### Written instruction
Filter the records below for the word "name". Copy each line that holds it.

### Exercise data
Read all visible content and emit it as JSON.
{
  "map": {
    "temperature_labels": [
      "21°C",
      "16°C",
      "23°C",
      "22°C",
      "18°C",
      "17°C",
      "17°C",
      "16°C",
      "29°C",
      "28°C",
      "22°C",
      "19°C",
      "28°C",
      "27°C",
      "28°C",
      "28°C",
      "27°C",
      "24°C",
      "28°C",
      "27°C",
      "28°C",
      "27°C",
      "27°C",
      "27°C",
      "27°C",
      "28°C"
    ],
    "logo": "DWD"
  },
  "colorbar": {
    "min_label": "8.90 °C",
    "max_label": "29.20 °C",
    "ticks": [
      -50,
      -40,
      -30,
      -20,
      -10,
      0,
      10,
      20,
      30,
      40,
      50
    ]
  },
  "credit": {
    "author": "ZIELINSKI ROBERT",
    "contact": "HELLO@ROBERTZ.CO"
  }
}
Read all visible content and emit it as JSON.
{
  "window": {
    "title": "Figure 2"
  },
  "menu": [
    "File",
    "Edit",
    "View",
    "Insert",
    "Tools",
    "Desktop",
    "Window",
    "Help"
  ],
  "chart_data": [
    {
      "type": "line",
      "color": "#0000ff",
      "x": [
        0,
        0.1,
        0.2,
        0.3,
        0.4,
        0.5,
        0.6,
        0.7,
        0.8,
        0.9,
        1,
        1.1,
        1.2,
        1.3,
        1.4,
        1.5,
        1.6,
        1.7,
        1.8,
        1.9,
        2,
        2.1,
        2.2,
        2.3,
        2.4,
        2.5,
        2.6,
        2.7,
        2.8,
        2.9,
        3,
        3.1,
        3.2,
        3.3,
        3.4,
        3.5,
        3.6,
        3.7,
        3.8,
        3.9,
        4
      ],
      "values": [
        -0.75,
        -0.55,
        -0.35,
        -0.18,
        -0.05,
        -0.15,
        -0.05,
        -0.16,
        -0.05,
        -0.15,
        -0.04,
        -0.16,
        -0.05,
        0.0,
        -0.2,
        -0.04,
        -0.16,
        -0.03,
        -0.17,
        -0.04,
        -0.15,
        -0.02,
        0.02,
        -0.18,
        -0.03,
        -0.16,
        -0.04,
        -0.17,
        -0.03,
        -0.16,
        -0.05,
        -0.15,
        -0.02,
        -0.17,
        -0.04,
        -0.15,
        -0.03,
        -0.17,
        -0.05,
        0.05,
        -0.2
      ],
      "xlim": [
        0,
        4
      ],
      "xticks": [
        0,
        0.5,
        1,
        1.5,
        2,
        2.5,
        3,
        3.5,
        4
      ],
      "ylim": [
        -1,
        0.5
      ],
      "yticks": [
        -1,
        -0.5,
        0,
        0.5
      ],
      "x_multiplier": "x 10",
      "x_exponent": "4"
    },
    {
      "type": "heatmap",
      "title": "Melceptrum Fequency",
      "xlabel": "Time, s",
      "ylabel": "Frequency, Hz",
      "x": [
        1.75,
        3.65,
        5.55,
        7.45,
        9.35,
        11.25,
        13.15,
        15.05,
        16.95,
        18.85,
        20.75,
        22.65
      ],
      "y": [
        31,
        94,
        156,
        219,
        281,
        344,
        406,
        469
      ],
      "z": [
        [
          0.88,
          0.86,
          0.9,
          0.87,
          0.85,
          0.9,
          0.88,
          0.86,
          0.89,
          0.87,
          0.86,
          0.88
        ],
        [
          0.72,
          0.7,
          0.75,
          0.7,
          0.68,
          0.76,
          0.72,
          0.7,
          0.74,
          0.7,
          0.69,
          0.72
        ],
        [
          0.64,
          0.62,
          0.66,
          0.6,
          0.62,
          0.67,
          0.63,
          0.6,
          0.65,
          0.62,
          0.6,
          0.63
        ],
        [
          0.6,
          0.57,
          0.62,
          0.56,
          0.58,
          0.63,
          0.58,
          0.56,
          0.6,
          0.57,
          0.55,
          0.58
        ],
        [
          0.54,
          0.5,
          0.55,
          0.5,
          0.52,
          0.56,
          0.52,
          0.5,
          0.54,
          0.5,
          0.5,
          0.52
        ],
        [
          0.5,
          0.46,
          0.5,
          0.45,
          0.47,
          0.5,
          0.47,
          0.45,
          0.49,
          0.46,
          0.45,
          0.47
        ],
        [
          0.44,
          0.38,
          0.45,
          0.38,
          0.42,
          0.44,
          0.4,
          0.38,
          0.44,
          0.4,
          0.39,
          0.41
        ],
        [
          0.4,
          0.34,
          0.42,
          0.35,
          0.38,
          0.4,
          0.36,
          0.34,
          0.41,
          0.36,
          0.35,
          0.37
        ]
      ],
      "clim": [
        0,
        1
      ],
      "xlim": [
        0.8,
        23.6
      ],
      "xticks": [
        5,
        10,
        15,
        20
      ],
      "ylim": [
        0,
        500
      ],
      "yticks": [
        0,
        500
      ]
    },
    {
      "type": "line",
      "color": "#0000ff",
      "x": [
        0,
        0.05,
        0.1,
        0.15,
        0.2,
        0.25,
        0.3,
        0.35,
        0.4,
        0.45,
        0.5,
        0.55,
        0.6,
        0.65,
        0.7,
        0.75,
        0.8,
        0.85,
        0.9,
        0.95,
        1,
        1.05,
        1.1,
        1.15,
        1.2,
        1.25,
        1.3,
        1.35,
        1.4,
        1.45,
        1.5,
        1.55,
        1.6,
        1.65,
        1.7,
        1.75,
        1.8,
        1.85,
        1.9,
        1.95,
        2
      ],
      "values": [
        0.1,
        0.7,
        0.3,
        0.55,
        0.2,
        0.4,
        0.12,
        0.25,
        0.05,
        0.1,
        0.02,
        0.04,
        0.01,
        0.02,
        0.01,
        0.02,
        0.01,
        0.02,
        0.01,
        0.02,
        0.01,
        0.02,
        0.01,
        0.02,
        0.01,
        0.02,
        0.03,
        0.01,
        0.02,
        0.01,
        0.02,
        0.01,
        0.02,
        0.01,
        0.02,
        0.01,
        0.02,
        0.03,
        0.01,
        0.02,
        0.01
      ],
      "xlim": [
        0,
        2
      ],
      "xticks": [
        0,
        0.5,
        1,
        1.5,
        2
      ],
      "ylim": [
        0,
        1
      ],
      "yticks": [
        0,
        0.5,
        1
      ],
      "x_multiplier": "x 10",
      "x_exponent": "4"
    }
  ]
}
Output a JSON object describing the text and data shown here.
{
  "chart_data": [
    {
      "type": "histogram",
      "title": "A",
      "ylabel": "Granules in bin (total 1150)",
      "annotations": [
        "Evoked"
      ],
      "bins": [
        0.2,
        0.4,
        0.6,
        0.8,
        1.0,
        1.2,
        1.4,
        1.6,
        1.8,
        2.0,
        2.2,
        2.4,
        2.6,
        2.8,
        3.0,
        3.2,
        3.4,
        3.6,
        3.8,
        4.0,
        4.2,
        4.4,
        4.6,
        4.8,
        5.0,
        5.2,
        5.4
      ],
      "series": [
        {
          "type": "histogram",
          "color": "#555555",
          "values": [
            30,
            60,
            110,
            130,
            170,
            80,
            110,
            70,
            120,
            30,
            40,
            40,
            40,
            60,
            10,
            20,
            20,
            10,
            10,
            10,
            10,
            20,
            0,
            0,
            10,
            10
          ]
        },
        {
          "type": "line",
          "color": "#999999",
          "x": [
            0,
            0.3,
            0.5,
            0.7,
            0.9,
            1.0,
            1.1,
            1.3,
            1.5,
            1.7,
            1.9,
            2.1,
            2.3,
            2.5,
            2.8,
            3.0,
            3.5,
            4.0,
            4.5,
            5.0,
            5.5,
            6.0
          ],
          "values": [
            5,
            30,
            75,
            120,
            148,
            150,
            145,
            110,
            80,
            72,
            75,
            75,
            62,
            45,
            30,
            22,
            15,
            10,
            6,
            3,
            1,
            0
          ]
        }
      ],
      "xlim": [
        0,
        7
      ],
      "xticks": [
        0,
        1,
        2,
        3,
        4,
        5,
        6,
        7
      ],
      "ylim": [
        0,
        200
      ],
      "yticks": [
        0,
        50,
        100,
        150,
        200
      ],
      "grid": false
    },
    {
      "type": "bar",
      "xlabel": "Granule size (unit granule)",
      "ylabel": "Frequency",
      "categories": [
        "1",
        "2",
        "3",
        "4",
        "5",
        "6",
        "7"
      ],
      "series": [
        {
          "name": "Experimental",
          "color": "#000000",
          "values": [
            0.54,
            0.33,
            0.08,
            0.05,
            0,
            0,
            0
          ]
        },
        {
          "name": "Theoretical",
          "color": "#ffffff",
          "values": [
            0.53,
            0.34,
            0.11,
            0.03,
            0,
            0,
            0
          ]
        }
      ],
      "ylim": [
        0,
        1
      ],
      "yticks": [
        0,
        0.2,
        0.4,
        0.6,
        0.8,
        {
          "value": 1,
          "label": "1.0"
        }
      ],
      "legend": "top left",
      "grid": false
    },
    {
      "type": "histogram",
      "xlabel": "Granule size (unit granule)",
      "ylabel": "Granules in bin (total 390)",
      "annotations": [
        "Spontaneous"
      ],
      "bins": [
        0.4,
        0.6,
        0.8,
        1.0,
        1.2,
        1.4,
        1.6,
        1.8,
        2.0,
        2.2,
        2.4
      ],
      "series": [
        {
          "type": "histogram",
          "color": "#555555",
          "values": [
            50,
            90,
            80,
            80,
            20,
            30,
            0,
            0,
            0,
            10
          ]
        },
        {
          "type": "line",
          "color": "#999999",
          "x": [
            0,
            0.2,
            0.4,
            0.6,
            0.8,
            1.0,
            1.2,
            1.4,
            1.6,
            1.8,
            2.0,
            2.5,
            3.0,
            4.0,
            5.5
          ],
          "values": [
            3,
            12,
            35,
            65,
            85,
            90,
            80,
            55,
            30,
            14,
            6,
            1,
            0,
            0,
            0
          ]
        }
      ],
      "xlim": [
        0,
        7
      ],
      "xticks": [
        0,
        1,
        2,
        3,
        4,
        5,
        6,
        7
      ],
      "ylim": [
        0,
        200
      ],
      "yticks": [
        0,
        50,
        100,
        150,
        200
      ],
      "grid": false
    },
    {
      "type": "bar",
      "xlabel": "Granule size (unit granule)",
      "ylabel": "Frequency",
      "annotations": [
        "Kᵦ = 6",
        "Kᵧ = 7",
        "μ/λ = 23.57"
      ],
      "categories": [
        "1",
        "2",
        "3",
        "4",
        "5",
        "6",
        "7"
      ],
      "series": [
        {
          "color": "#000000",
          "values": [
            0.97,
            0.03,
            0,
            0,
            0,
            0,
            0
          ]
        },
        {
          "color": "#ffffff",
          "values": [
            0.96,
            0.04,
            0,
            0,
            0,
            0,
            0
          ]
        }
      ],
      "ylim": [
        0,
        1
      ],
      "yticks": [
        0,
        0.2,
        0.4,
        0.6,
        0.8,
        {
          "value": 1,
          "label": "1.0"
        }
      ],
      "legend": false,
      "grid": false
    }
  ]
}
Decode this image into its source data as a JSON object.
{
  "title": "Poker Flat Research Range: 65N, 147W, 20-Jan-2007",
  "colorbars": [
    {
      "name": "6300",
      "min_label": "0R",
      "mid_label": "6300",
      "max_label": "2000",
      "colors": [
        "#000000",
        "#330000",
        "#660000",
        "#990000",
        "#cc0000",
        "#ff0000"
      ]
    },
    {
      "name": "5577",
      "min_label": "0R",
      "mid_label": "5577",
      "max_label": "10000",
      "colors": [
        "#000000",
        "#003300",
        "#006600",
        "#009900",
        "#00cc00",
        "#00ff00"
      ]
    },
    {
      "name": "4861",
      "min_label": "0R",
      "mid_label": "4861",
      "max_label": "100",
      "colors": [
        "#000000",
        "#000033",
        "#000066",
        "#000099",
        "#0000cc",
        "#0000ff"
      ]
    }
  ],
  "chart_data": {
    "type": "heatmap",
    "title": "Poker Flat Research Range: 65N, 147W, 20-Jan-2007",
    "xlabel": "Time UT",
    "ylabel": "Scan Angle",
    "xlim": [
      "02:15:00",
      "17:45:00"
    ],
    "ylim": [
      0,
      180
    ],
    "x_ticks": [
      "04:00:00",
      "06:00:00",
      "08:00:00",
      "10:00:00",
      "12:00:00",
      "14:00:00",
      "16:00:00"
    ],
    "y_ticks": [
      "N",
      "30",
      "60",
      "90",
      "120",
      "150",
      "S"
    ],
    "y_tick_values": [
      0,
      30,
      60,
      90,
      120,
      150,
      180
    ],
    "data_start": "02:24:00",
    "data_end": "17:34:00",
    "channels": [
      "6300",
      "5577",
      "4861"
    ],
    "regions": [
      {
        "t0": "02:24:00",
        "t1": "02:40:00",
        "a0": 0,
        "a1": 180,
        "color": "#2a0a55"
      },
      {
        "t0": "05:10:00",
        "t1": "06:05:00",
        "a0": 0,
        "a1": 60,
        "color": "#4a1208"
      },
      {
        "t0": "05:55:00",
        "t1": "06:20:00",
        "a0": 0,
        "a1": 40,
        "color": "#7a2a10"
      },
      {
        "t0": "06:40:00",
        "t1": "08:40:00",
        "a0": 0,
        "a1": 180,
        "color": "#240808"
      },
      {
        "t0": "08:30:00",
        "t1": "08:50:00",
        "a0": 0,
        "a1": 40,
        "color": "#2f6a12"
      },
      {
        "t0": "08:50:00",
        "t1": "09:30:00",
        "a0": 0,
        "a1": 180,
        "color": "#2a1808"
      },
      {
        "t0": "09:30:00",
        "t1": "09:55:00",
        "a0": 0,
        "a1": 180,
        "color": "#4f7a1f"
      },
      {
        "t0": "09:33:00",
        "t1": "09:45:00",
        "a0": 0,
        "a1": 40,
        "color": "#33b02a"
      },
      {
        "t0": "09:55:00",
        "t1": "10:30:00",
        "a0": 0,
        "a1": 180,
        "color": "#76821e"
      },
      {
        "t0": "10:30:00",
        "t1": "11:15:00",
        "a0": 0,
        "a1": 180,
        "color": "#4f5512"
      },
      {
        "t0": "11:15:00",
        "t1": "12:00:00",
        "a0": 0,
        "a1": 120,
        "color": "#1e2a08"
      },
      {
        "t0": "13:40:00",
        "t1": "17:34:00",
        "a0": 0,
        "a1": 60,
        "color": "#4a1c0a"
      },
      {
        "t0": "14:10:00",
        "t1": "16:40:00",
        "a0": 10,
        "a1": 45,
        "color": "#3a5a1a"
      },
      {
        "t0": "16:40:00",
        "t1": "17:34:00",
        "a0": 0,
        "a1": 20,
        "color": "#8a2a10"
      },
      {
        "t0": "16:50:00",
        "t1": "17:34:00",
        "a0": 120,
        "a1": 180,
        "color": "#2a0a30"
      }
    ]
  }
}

### Written solution
          "name": "Experimental",
          "name": "Theoretical",
      "name": "6300",
      "name": "5577",
      "name": "4861",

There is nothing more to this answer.